▶ Work required
Search the material for the word "установления" and report each line where it turns up.

## start

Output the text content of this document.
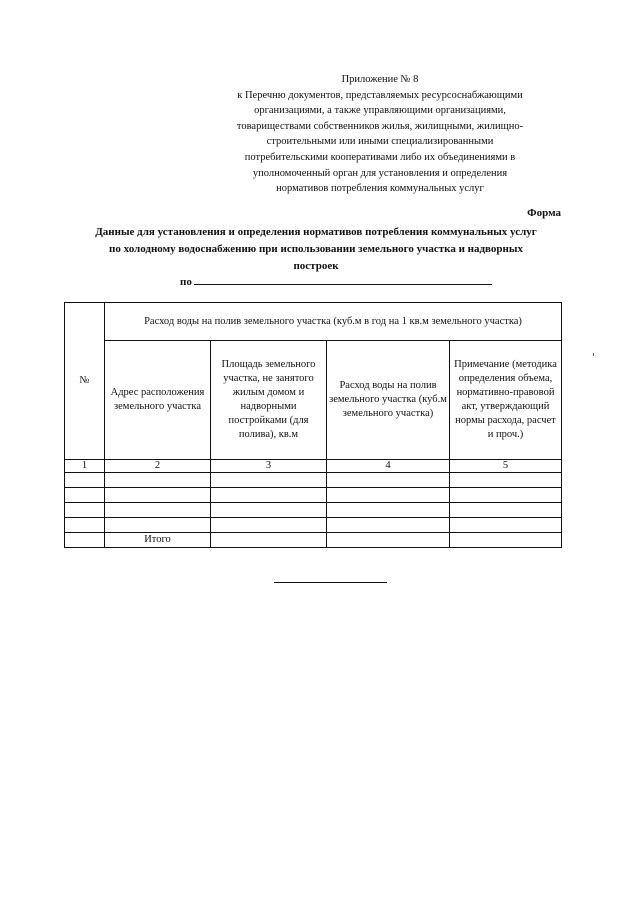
Приложение № 8
к Перечню документов, представляемых ресурсоснабжающими
организациями, а также управляющими организациями,
товариществами собственников жилья, жилищными, жилищно-
строительными или иными специализированными
потребительскими кооперативами либо их объединениями в
уполномоченный орган для установления и определения
нормативов потребления коммунальных услуг
Форма
Данные для установления и определения нормативов потребления коммунальных услуг
по холодному водоснабжению при использовании земельного участка и надворных
построек
по
№	Расход воды на полив земельного участка (куб.м в год на 1 кв.м земельного участка)			
	Адрес расположения земельного участка	Площадь земельного участка, не занятого жилым домом и надворными постройками (для полива), кв.м	Расход воды на полив земельного участка (куб.м земельного участка)	Примечание (методика определения объема, нормативно-правовой акт, утверждающий нормы расхода, расчет и проч.)
1	2	3	4	5

	Итого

## end

▶ Full response
уполномоченный орган для установления и определения
Данные для установления и определения нормативов потребления коммунальных услуг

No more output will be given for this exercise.